— START OF SUPPLIED RECORDS —

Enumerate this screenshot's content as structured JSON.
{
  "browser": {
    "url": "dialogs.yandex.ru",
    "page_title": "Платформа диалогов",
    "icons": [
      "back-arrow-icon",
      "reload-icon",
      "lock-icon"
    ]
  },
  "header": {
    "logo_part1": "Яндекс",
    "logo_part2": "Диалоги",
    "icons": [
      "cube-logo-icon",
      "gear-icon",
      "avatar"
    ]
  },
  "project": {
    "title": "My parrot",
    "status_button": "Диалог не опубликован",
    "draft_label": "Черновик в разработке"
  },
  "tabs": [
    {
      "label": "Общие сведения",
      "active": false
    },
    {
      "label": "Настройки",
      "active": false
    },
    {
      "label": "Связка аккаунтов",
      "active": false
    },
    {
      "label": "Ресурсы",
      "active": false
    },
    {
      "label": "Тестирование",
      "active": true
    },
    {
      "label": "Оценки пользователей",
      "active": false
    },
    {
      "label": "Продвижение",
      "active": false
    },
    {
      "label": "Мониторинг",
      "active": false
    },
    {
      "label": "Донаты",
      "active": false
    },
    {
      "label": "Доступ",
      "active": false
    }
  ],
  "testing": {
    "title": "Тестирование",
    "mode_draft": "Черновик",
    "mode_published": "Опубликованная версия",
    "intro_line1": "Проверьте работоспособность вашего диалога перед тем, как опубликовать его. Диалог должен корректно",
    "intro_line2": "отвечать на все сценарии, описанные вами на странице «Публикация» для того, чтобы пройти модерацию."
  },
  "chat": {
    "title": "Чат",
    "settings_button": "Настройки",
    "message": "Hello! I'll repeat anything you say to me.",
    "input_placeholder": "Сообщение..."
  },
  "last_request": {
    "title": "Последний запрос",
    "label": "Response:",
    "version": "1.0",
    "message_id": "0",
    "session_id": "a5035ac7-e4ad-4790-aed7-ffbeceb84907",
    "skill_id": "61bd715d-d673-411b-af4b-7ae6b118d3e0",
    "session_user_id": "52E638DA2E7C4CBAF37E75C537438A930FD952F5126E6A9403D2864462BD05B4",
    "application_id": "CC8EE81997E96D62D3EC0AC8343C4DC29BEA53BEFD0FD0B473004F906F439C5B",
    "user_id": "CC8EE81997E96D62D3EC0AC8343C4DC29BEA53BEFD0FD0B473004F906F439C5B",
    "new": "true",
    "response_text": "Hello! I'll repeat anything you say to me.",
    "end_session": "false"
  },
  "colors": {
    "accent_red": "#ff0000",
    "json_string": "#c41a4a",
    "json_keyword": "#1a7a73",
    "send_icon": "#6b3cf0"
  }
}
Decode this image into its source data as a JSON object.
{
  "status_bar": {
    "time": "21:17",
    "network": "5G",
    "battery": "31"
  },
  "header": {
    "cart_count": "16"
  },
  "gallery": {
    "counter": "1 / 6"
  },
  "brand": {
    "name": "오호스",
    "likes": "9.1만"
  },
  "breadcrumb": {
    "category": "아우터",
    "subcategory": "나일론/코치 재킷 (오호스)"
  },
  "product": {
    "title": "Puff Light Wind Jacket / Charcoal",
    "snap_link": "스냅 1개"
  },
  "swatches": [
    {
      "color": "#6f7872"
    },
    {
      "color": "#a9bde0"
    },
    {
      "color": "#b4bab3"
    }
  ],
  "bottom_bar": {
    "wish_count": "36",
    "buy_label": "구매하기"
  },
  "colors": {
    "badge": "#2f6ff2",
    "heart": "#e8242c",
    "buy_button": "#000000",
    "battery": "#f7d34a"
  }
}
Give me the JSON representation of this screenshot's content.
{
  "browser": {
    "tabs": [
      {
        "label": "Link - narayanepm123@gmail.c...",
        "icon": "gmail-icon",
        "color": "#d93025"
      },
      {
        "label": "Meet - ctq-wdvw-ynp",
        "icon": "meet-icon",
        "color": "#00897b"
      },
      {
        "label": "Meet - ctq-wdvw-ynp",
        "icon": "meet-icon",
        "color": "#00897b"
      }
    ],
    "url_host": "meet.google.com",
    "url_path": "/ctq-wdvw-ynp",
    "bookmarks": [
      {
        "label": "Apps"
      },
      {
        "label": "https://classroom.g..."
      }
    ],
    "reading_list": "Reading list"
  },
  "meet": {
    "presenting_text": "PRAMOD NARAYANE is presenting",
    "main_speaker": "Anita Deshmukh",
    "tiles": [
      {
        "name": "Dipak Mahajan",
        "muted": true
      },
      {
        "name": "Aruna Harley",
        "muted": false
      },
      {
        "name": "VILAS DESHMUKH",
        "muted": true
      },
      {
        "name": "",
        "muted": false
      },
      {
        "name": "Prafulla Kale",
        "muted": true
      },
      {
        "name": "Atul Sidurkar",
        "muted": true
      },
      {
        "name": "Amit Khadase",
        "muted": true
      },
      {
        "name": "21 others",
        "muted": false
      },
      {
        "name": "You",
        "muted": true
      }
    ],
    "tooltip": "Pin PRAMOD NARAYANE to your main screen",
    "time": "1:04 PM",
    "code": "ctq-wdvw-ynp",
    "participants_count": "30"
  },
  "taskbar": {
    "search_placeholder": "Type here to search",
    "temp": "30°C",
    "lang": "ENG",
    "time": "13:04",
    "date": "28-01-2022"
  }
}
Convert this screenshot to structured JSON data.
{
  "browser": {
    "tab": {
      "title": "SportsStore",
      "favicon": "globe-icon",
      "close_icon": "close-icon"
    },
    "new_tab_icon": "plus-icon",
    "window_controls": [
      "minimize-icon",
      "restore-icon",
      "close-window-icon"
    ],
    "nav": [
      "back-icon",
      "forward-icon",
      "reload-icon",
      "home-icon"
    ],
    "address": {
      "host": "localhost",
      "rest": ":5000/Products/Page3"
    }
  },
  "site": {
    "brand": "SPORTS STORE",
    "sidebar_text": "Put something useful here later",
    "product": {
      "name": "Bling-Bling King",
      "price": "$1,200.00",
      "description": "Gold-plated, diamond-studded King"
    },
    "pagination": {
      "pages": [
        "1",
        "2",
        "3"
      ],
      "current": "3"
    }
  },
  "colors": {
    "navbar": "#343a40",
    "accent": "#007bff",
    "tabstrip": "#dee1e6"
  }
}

— END OF SUPPLIED RECORDS —

**WHAT YOU NEED TO DO**:
Above are some records; extract every one of them exactly.

**RESULT OF THE EXERCISE**:
Enumerate this screenshot's content as structured JSON.
{
  "browser": {
    "url": "dialogs.yandex.ru",
    "page_title": "Платформа диалогов",
    "icons": [
      "back-arrow-icon",
      "reload-icon",
      "lock-icon"
    ]
  },
  "header": {
    "logo_part1": "Яндекс",
    "logo_part2": "Диалоги",
    "icons": [
      "cube-logo-icon",
      "gear-icon",
      "avatar"
    ]
  },
  "project": {
    "title": "My parrot",
    "status_button": "Диалог не опубликован",
    "draft_label": "Черновик в разработке"
  },
  "tabs": [
    {
      "label": "Общие сведения",
      "active": false
    },
    {
      "label": "Настройки",
      "active": false
    },
    {
      "label": "Связка аккаунтов",
      "active": false
    },
    {
      "label": "Ресурсы",
      "active": false
    },
    {
      "label": "Тестирование",
      "active": true
    },
    {
      "label": "Оценки пользователей",
      "active": false
    },
    {
      "label": "Продвижение",
      "active": false
    },
    {
      "label": "Мониторинг",
      "active": false
    },
    {
      "label": "Донаты",
      "active": false
    },
    {
      "label": "Доступ",
      "active": false
    }
  ],
  "testing": {
    "title": "Тестирование",
    "mode_draft": "Черновик",
    "mode_published": "Опубликованная версия",
    "intro_line1": "Проверьте работоспособность вашего диалога перед тем, как опубликовать его. Диалог должен корректно",
    "intro_line2": "отвечать на все сценарии, описанные вами на странице «Публикация» для того, чтобы пройти модерацию."
  },
  "chat": {
    "title": "Чат",
    "settings_button": "Настройки",
    "message": "Hello! I'll repeat anything you say to me.",
    "input_placeholder": "Сообщение..."
  },
  "last_request": {
    "title": "Последний запрос",
    "label": "Response:",
    "version": "1.0",
    "message_id": "0",
    "session_id": "a5035ac7-e4ad-4790-aed7-ffbeceb84907",
    "skill_id": "61bd715d-d673-411b-af4b-7ae6b118d3e0",
    "session_user_id": "52E638DA2E7C4CBAF37E75C537438A930FD952F5126E6A9403D2864462BD05B4",
    "application_id": "CC8EE81997E96D62D3EC0AC8343C4DC29BEA53BEFD0FD0B473004F906F439C5B",
    "user_id": "CC8EE81997E96D62D3EC0AC8343C4DC29BEA53BEFD0FD0B473004F906F439C5B",
    "new": "true",
    "response_text": "Hello! I'll repeat anything you say to me.",
    "end_session": "false"
  },
  "colors": {
    "accent_red": "#ff0000",
    "json_string": "#c41a4a",
    "json_keyword": "#1a7a73",
    "send_icon": "#6b3cf0"
  }
}
Decode this image into its source data as a JSON object.
{
  "status_bar": {
    "time": "21:17",
    "network": "5G",
    "battery": "31"
  },
  "header": {
    "cart_count": "16"
  },
  "gallery": {
    "counter": "1 / 6"
  },
  "brand": {
    "name": "오호스",
    "likes": "9.1만"
  },
  "breadcrumb": {
    "category": "아우터",
    "subcategory": "나일론/코치 재킷 (오호스)"
  },
  "product": {
    "title": "Puff Light Wind Jacket / Charcoal",
    "snap_link": "스냅 1개"
  },
  "swatches": [
    {
      "color": "#6f7872"
    },
    {
      "color": "#a9bde0"
    },
    {
      "color": "#b4bab3"
    }
  ],
  "bottom_bar": {
    "wish_count": "36",
    "buy_label": "구매하기"
  },
  "colors": {
    "badge": "#2f6ff2",
    "heart": "#e8242c",
    "buy_button": "#000000",
    "battery": "#f7d34a"
  }
}
Give me the JSON representation of this screenshot's content.
{
  "browser": {
    "tabs": [
      {
        "label": "Link - narayanepm123@gmail.c...",
        "icon": "gmail-icon",
        "color": "#d93025"
      },
      {
        "label": "Meet - ctq-wdvw-ynp",
        "icon": "meet-icon",
        "color": "#00897b"
      },
      {
        "label": "Meet - ctq-wdvw-ynp",
        "icon": "meet-icon",
        "color": "#00897b"
      }
    ],
    "url_host": "meet.google.com",
    "url_path": "/ctq-wdvw-ynp",
    "bookmarks": [
      {
        "label": "Apps"
      },
      {
        "label": "https://classroom.g..."
      }
    ],
    "reading_list": "Reading list"
  },
  "meet": {
    "presenting_text": "PRAMOD NARAYANE is presenting",
    "main_speaker": "Anita Deshmukh",
    "tiles": [
      {
        "name": "Dipak Mahajan",
        "muted": true
      },
      {
        "name": "Aruna Harley",
        "muted": false
      },
      {
        "name": "VILAS DESHMUKH",
        "muted": true
      },
      {
        "name": "",
        "muted": false
      },
      {
        "name": "Prafulla Kale",
        "muted": true
      },
      {
        "name": "Atul Sidurkar",
        "muted": true
      },
      {
        "name": "Amit Khadase",
        "muted": true
      },
      {
        "name": "21 others",
        "muted": false
      },
      {
        "name": "You",
        "muted": true
      }
    ],
    "tooltip": "Pin PRAMOD NARAYANE to your main screen",
    "time": "1:04 PM",
    "code": "ctq-wdvw-ynp",
    "participants_count": "30"
  },
  "taskbar": {
    "search_placeholder": "Type here to search",
    "temp": "30°C",
    "lang": "ENG",
    "time": "13:04",
    "date": "28-01-2022"
  }
}
Convert this screenshot to structured JSON data.
{
  "browser": {
    "tab": {
      "title": "SportsStore",
      "favicon": "globe-icon",
      "close_icon": "close-icon"
    },
    "new_tab_icon": "plus-icon",
    "window_controls": [
      "minimize-icon",
      "restore-icon",
      "close-window-icon"
    ],
    "nav": [
      "back-icon",
      "forward-icon",
      "reload-icon",
      "home-icon"
    ],
    "address": {
      "host": "localhost",
      "rest": ":5000/Products/Page3"
    }
  },
  "site": {
    "brand": "SPORTS STORE",
    "sidebar_text": "Put something useful here later",
    "product": {
      "name": "Bling-Bling King",
      "price": "$1,200.00",
      "description": "Gold-plated, diamond-studded King"
    },
    "pagination": {
      "pages": [
        "1",
        "2",
        "3"
      ],
      "current": "3"
    }
  },
  "colors": {
    "navbar": "#343a40",
    "accent": "#007bff",
    "tabstrip": "#dee1e6"
  }
}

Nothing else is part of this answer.